Skip the pictures. Transcribe the rest of the data below without changing a word.

Records from a data collection
....

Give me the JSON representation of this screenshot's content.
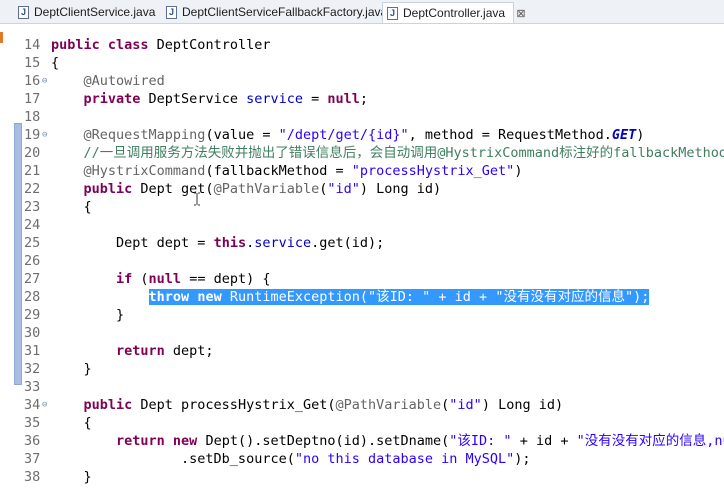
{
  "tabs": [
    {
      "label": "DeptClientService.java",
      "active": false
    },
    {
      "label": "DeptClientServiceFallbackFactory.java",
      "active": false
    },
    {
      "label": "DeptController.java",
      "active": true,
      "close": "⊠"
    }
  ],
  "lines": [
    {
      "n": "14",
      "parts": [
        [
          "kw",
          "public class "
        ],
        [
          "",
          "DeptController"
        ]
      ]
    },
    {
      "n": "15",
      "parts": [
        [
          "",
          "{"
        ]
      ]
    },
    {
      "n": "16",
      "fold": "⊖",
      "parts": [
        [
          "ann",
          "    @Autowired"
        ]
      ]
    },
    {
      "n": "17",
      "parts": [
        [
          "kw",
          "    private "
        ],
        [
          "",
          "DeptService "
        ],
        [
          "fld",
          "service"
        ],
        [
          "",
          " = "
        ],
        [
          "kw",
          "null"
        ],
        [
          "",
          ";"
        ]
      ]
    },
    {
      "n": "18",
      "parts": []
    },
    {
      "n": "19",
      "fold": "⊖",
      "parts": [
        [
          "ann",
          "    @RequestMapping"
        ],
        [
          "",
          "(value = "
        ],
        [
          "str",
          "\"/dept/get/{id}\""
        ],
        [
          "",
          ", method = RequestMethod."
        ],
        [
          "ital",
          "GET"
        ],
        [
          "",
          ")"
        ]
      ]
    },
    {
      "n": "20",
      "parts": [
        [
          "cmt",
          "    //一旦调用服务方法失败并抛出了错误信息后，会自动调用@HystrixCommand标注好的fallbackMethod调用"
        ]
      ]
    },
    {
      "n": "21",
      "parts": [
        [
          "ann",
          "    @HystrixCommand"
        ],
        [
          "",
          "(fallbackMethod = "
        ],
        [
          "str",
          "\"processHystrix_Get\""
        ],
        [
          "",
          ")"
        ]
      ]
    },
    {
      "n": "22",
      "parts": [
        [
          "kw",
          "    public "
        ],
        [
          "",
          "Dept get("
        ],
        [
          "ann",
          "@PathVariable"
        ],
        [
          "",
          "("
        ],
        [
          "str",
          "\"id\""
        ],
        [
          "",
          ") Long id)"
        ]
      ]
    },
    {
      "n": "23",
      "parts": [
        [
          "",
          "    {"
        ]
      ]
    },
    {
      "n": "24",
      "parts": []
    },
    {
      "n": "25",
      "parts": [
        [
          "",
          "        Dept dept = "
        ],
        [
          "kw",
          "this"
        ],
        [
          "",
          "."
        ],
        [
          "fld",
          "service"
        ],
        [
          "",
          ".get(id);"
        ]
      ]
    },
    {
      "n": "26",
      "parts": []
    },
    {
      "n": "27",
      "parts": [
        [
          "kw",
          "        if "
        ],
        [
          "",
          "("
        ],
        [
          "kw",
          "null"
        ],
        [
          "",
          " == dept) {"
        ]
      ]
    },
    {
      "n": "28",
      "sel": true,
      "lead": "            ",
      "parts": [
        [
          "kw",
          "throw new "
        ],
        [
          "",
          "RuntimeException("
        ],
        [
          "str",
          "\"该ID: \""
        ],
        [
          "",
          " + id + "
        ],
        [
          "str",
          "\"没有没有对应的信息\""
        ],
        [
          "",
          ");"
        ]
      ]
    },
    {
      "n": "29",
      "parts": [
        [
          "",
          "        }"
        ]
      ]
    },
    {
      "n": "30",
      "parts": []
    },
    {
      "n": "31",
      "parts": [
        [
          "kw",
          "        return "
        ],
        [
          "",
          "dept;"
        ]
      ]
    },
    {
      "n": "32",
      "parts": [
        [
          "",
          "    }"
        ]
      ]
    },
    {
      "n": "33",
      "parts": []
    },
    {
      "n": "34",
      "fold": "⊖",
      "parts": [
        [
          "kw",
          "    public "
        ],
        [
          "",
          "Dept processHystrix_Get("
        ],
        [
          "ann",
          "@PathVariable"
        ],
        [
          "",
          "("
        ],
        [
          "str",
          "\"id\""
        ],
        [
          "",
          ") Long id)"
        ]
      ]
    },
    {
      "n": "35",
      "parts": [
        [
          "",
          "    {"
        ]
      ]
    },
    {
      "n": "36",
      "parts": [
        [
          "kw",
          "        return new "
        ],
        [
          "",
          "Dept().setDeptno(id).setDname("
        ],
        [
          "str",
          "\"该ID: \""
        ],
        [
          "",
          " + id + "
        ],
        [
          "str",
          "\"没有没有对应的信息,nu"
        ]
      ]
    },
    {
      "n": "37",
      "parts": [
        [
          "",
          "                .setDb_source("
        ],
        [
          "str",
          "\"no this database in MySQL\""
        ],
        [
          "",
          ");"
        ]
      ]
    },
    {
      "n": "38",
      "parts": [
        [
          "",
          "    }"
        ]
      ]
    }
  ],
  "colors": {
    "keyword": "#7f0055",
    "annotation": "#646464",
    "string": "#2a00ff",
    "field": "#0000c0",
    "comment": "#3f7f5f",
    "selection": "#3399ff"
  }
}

....

> Solved exercise:
Give me the JSON representation of this screenshot's content.
{
  "tabs": [
    {
      "label": "DeptClientService.java",
      "active": false
    },
    {
      "label": "DeptClientServiceFallbackFactory.java",
      "active": false
    },
    {
      "label": "DeptController.java",
      "active": true,
      "close": "⊠"
    }
  ],
  "lines": [
    {
      "n": "14",
      "parts": [
        [
          "kw",
          "public class "
        ],
        [
          "",
          "DeptController"
        ]
      ]
    },
    {
      "n": "15",
      "parts": [
        [
          "",
          "{"
        ]
      ]
    },
    {
      "n": "16",
      "fold": "⊖",
      "parts": [
        [
          "ann",
          "    @Autowired"
        ]
      ]
    },
    {
      "n": "17",
      "parts": [
        [
          "kw",
          "    private "
        ],
        [
          "",
          "DeptService "
        ],
        [
          "fld",
          "service"
        ],
        [
          "",
          " = "
        ],
        [
          "kw",
          "null"
        ],
        [
          "",
          ";"
        ]
      ]
    },
    {
      "n": "18",
      "parts": []
    },
    {
      "n": "19",
      "fold": "⊖",
      "parts": [
        [
          "ann",
          "    @RequestMapping"
        ],
        [
          "",
          "(value = "
        ],
        [
          "str",
          "\"/dept/get/{id}\""
        ],
        [
          "",
          ", method = RequestMethod."
        ],
        [
          "ital",
          "GET"
        ],
        [
          "",
          ")"
        ]
      ]
    },
    {
      "n": "20",
      "parts": [
        [
          "cmt",
          "    //一旦调用服务方法失败并抛出了错误信息后，会自动调用@HystrixCommand标注好的fallbackMethod调用"
        ]
      ]
    },
    {
      "n": "21",
      "parts": [
        [
          "ann",
          "    @HystrixCommand"
        ],
        [
          "",
          "(fallbackMethod = "
        ],
        [
          "str",
          "\"processHystrix_Get\""
        ],
        [
          "",
          ")"
        ]
      ]
    },
    {
      "n": "22",
      "parts": [
        [
          "kw",
          "    public "
        ],
        [
          "",
          "Dept get("
        ],
        [
          "ann",
          "@PathVariable"
        ],
        [
          "",
          "("
        ],
        [
          "str",
          "\"id\""
        ],
        [
          "",
          ") Long id)"
        ]
      ]
    },
    {
      "n": "23",
      "parts": [
        [
          "",
          "    {"
        ]
      ]
    },
    {
      "n": "24",
      "parts": []
    },
    {
      "n": "25",
      "parts": [
        [
          "",
          "        Dept dept = "
        ],
        [
          "kw",
          "this"
        ],
        [
          "",
          "."
        ],
        [
          "fld",
          "service"
        ],
        [
          "",
          ".get(id);"
        ]
      ]
    },
    {
      "n": "26",
      "parts": []
    },
    {
      "n": "27",
      "parts": [
        [
          "kw",
          "        if "
        ],
        [
          "",
          "("
        ],
        [
          "kw",
          "null"
        ],
        [
          "",
          " == dept) {"
        ]
      ]
    },
    {
      "n": "28",
      "sel": true,
      "lead": "            ",
      "parts": [
        [
          "kw",
          "throw new "
        ],
        [
          "",
          "RuntimeException("
        ],
        [
          "str",
          "\"该ID: \""
        ],
        [
          "",
          " + id + "
        ],
        [
          "str",
          "\"没有没有对应的信息\""
        ],
        [
          "",
          ");"
        ]
      ]
    },
    {
      "n": "29",
      "parts": [
        [
          "",
          "        }"
        ]
      ]
    },
    {
      "n": "30",
      "parts": []
    },
    {
      "n": "31",
      "parts": [
        [
          "kw",
          "        return "
        ],
        [
          "",
          "dept;"
        ]
      ]
    },
    {
      "n": "32",
      "parts": [
        [
          "",
          "    }"
        ]
      ]
    },
    {
      "n": "33",
      "parts": []
    },
    {
      "n": "34",
      "fold": "⊖",
      "parts": [
        [
          "kw",
          "    public "
        ],
        [
          "",
          "Dept processHystrix_Get("
        ],
        [
          "ann",
          "@PathVariable"
        ],
        [
          "",
          "("
        ],
        [
          "str",
          "\"id\""
        ],
        [
          "",
          ") Long id)"
        ]
      ]
    },
    {
      "n": "35",
      "parts": [
        [
          "",
          "    {"
        ]
      ]
    },
    {
      "n": "36",
      "parts": [
        [
          "kw",
          "        return new "
        ],
        [
          "",
          "Dept().setDeptno(id).setDname("
        ],
        [
          "str",
          "\"该ID: \""
        ],
        [
          "",
          " + id + "
        ],
        [
          "str",
          "\"没有没有对应的信息,nu"
        ]
      ]
    },
    {
      "n": "37",
      "parts": [
        [
          "",
          "                .setDb_source("
        ],
        [
          "str",
          "\"no this database in MySQL\""
        ],
        [
          "",
          ");"
        ]
      ]
    },
    {
      "n": "38",
      "parts": [
        [
          "",
          "    }"
        ]
      ]
    }
  ],
  "colors": {
    "keyword": "#7f0055",
    "annotation": "#646464",
    "string": "#2a00ff",
    "field": "#0000c0",
    "comment": "#3f7f5f",
    "selection": "#3399ff"
  }
}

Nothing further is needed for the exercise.